> _Exercise requirements_: Determine how many lines contain the string "inputMessage". Reply with that figure and nothing else.

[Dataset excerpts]
--------------------------------

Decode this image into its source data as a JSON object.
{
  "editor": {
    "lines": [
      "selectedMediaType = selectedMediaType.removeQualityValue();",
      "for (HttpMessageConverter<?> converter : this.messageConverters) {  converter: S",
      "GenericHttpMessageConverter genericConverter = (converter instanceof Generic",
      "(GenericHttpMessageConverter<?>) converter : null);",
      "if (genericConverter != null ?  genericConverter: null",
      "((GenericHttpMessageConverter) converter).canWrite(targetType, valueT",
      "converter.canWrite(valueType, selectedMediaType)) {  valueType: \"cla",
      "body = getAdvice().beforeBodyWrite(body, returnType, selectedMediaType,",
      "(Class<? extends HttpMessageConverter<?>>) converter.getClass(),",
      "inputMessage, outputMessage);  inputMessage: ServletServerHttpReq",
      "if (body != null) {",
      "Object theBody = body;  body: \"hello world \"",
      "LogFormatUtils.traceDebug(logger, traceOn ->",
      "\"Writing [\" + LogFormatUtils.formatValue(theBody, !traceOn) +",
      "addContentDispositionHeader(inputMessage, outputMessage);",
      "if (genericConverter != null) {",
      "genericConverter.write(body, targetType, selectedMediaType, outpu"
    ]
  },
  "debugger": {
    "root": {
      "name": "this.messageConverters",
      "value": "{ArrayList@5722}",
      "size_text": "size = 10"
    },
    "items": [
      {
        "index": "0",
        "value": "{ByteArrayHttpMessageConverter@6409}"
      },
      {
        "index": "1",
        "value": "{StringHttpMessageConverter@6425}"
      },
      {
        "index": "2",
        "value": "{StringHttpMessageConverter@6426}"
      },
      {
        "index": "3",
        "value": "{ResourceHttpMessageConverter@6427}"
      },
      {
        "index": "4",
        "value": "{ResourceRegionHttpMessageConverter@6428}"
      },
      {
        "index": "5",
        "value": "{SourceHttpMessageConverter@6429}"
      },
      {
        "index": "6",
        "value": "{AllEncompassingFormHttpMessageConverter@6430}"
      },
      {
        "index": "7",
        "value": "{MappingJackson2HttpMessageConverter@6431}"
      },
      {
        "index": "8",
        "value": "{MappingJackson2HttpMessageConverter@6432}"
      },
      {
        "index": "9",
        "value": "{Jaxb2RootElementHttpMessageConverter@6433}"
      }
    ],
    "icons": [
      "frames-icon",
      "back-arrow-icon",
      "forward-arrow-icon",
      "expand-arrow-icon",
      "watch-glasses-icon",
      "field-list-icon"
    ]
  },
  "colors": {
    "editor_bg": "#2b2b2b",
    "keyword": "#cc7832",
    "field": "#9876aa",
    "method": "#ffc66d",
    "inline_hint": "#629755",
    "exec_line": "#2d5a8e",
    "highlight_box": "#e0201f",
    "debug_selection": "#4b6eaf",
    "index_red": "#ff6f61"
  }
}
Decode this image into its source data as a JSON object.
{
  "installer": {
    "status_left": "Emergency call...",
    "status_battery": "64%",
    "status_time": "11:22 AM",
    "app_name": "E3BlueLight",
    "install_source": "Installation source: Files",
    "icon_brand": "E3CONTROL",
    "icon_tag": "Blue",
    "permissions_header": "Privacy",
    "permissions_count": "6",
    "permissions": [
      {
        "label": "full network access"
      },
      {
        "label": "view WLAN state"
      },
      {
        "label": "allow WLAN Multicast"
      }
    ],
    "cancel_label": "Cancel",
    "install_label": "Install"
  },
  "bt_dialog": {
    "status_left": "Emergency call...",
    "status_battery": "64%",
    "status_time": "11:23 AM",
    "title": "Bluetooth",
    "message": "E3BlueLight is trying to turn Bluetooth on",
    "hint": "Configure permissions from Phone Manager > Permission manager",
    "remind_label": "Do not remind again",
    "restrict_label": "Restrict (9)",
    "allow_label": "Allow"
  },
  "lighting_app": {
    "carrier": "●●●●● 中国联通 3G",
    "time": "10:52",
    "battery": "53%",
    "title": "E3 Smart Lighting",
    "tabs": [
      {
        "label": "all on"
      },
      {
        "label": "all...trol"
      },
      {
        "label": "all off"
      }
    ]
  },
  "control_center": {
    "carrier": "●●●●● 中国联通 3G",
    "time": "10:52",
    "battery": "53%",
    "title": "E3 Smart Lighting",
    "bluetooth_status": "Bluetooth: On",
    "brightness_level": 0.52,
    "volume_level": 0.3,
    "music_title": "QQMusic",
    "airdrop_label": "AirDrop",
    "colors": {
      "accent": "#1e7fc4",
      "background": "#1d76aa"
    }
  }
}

--------------------------------

> _Exercise result_: 2